_TASK BRIEF_
Leave the pictures out and transcribe every record exactly.

_WORKING DATA_
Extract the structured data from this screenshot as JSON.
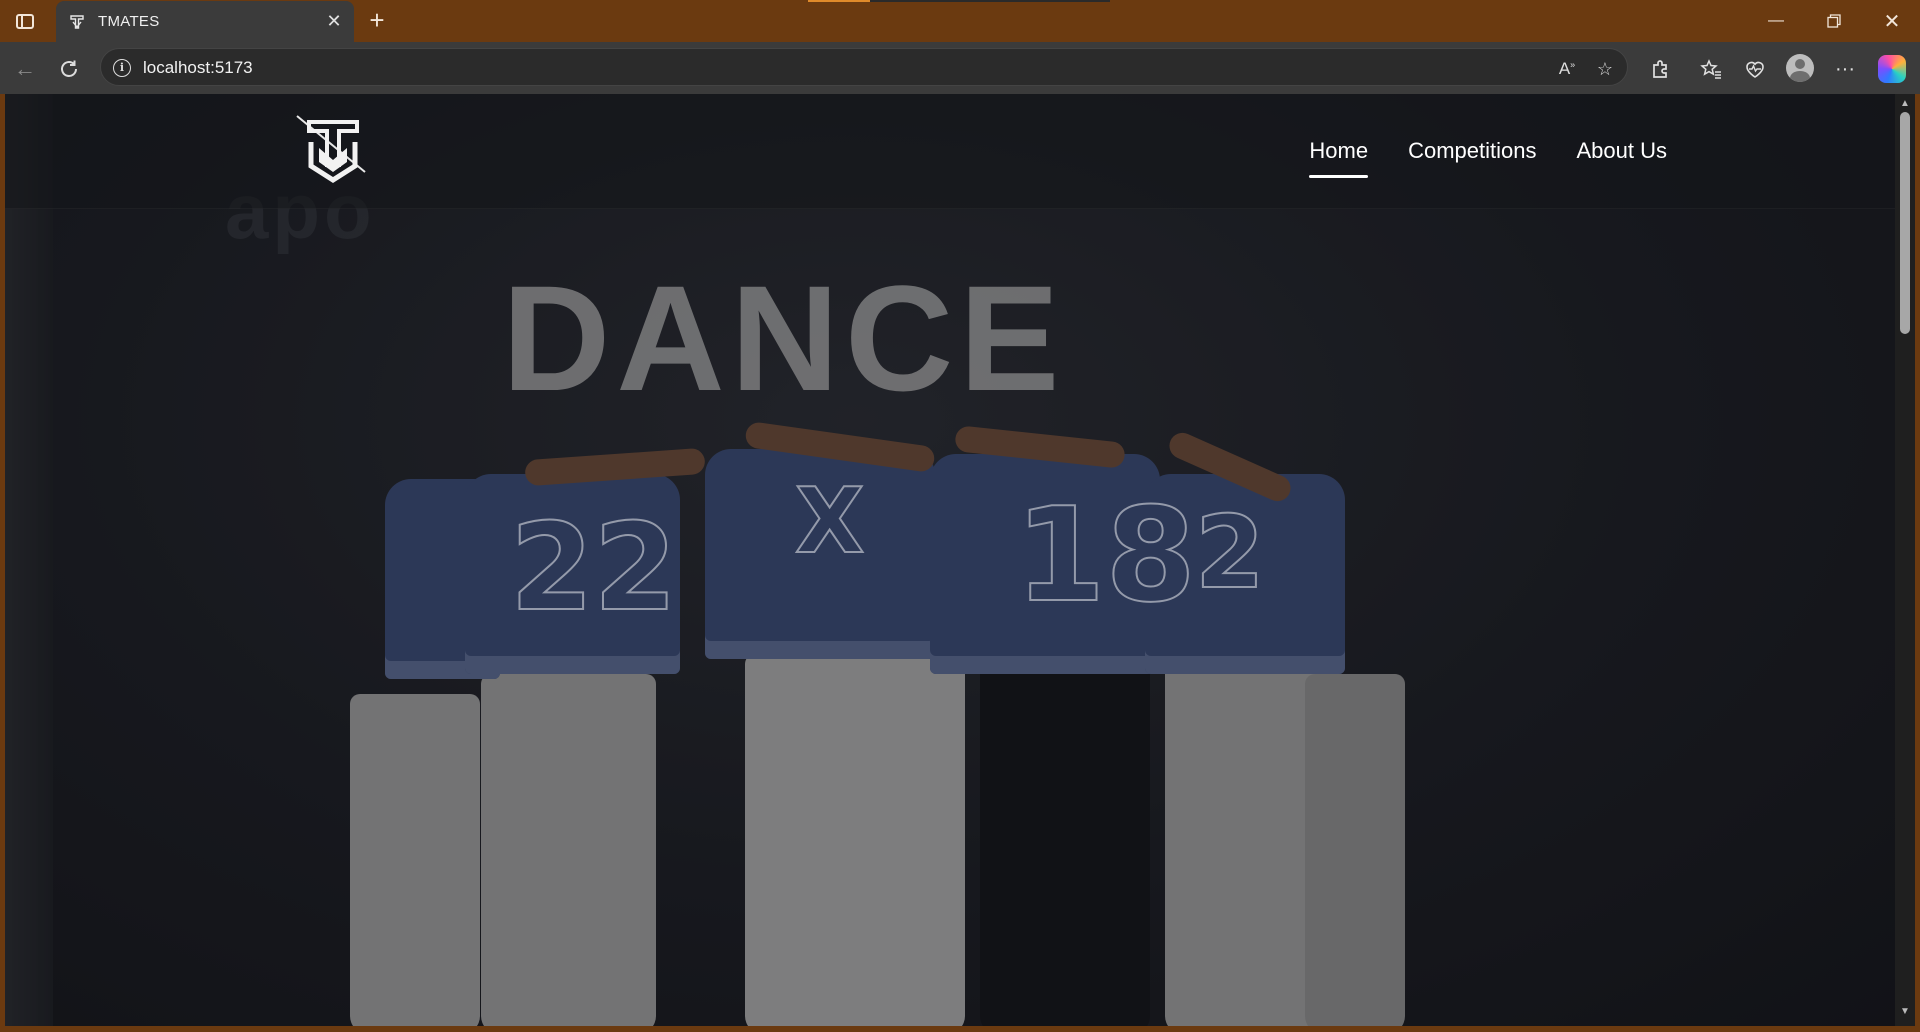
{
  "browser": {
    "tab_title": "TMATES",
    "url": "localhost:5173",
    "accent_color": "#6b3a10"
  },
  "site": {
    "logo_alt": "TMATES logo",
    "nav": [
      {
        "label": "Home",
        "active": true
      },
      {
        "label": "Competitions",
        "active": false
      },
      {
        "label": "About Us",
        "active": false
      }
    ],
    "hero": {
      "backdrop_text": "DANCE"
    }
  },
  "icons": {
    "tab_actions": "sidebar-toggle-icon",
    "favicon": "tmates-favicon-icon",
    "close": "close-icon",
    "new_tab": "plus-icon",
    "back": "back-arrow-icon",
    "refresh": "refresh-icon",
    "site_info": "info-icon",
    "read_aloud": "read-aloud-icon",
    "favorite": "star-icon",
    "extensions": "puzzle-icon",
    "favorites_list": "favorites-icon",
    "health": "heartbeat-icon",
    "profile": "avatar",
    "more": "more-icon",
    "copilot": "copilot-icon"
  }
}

_ANSWER TO THIS TASK_
Extract the structured data from this screenshot as JSON.
{
  "browser": {
    "tab_title": "TMATES",
    "url": "localhost:5173",
    "accent_color": "#6b3a10"
  },
  "site": {
    "logo_alt": "TMATES logo",
    "nav": [
      {
        "label": "Home",
        "active": true
      },
      {
        "label": "Competitions",
        "active": false
      },
      {
        "label": "About Us",
        "active": false
      }
    ],
    "hero": {
      "backdrop_text": "DANCE"
    }
  },
  "icons": {
    "tab_actions": "sidebar-toggle-icon",
    "favicon": "tmates-favicon-icon",
    "close": "close-icon",
    "new_tab": "plus-icon",
    "back": "back-arrow-icon",
    "refresh": "refresh-icon",
    "site_info": "info-icon",
    "read_aloud": "read-aloud-icon",
    "favorite": "star-icon",
    "extensions": "puzzle-icon",
    "favorites_list": "favorites-icon",
    "health": "heartbeat-icon",
    "profile": "avatar",
    "more": "more-icon",
    "copilot": "copilot-icon"
  }
}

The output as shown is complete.